--- Data to process ---

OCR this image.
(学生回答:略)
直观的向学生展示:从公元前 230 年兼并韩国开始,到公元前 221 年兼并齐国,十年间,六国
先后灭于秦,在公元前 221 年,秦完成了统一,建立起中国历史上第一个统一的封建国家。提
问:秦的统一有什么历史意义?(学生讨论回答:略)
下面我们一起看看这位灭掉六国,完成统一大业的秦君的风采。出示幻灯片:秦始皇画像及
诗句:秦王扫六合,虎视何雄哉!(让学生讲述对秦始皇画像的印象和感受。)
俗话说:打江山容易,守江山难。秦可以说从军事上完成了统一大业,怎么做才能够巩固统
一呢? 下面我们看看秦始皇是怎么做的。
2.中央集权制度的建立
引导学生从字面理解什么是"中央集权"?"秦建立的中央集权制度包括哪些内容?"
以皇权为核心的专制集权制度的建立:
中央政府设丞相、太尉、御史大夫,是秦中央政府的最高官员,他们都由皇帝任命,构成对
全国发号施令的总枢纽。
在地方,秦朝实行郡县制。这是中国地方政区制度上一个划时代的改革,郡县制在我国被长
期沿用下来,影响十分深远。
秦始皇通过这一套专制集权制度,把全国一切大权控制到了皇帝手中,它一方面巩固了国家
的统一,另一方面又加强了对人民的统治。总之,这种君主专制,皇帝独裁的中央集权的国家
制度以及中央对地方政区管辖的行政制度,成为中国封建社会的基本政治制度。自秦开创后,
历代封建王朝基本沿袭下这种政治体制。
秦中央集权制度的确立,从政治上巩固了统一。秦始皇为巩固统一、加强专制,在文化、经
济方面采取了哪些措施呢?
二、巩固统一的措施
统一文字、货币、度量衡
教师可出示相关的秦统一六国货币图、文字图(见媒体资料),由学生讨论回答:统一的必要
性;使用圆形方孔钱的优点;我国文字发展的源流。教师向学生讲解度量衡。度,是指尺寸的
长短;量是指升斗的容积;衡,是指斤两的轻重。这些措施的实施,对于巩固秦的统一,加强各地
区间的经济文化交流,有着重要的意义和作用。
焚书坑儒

---

» Problem: Copy the records above exactly as they appear.

» Written answer:
OCR this image.
(学生回答:略)
直观的向学生展示:从公元前 230 年兼并韩国开始,到公元前 221 年兼并齐国,十年间,六国
先后灭于秦,在公元前 221 年,秦完成了统一,建立起中国历史上第一个统一的封建国家。提
问:秦的统一有什么历史意义?(学生讨论回答:略)
下面我们一起看看这位灭掉六国,完成统一大业的秦君的风采。出示幻灯片:秦始皇画像及
诗句:秦王扫六合,虎视何雄哉!(让学生讲述对秦始皇画像的印象和感受。)
俗话说:打江山容易,守江山难。秦可以说从军事上完成了统一大业,怎么做才能够巩固统
一呢? 下面我们看看秦始皇是怎么做的。
2.中央集权制度的建立
引导学生从字面理解什么是"中央集权"?"秦建立的中央集权制度包括哪些内容?"
以皇权为核心的专制集权制度的建立:
中央政府设丞相、太尉、御史大夫,是秦中央政府的最高官员,他们都由皇帝任命,构成对
全国发号施令的总枢纽。
在地方,秦朝实行郡县制。这是中国地方政区制度上一个划时代的改革,郡县制在我国被长
期沿用下来,影响十分深远。
秦始皇通过这一套专制集权制度,把全国一切大权控制到了皇帝手中,它一方面巩固了国家
的统一,另一方面又加强了对人民的统治。总之,这种君主专制,皇帝独裁的中央集权的国家
制度以及中央对地方政区管辖的行政制度,成为中国封建社会的基本政治制度。自秦开创后,
历代封建王朝基本沿袭下这种政治体制。
秦中央集权制度的确立,从政治上巩固了统一。秦始皇为巩固统一、加强专制,在文化、经
济方面采取了哪些措施呢?
二、巩固统一的措施
统一文字、货币、度量衡
教师可出示相关的秦统一六国货币图、文字图(见媒体资料),由学生讨论回答:统一的必要
性;使用圆形方孔钱的优点;我国文字发展的源流。教师向学生讲解度量衡。度,是指尺寸的
长短;量是指升斗的容积;衡,是指斤两的轻重。这些措施的实施,对于巩固秦的统一,加强各地
区间的经济文化交流,有着重要的意义和作用。
焚书坑儒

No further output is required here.